(Your task) Return only the lines starting at the line that contains "Serialize everything readable" and ending with the final line of the listing; include both endpoints.

##### Provided entries

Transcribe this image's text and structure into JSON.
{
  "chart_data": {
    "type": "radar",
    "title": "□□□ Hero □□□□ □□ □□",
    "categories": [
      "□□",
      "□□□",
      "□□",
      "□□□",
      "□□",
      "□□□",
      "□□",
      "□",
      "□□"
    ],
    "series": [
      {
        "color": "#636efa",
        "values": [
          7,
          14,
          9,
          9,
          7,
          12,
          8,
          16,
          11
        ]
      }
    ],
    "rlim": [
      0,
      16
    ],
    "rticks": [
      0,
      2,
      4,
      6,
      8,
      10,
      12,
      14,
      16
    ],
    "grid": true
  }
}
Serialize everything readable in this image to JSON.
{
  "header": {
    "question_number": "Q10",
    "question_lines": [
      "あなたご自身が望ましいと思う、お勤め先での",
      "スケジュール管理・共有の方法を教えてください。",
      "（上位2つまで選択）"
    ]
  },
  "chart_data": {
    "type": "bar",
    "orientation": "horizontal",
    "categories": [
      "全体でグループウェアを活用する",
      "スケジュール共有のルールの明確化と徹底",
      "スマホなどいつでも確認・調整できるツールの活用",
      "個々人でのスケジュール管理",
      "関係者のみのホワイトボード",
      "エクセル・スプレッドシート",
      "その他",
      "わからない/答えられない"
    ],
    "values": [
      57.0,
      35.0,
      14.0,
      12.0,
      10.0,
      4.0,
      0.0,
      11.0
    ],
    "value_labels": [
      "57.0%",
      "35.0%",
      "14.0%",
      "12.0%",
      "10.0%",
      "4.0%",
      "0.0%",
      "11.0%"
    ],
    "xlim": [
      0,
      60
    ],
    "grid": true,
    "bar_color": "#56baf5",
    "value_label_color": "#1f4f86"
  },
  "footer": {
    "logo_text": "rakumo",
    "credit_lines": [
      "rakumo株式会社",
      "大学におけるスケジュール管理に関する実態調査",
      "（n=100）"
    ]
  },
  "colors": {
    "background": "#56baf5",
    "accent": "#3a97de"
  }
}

##########

(Task response)
Serialize everything readable in this image to JSON.
{
  "header": {
    "question_number": "Q10",
    "question_lines": [
      "あなたご自身が望ましいと思う、お勤め先での",
      "スケジュール管理・共有の方法を教えてください。",
      "（上位2つまで選択）"
    ]
  },
  "chart_data": {
    "type": "bar",
    "orientation": "horizontal",
    "categories": [
      "全体でグループウェアを活用する",
      "スケジュール共有のルールの明確化と徹底",
      "スマホなどいつでも確認・調整できるツールの活用",
      "個々人でのスケジュール管理",
      "関係者のみのホワイトボード",
      "エクセル・スプレッドシート",
      "その他",
      "わからない/答えられない"
    ],
    "values": [
      57.0,
      35.0,
      14.0,
      12.0,
      10.0,
      4.0,
      0.0,
      11.0
    ],
    "value_labels": [
      "57.0%",
      "35.0%",
      "14.0%",
      "12.0%",
      "10.0%",
      "4.0%",
      "0.0%",
      "11.0%"
    ],
    "xlim": [
      0,
      60
    ],
    "grid": true,
    "bar_color": "#56baf5",
    "value_label_color": "#1f4f86"
  },
  "footer": {
    "logo_text": "rakumo",
    "credit_lines": [
      "rakumo株式会社",
      "大学におけるスケジュール管理に関する実態調査",
      "（n=100）"
    ]
  },
  "colors": {
    "background": "#56baf5",
    "accent": "#3a97de"
  }
}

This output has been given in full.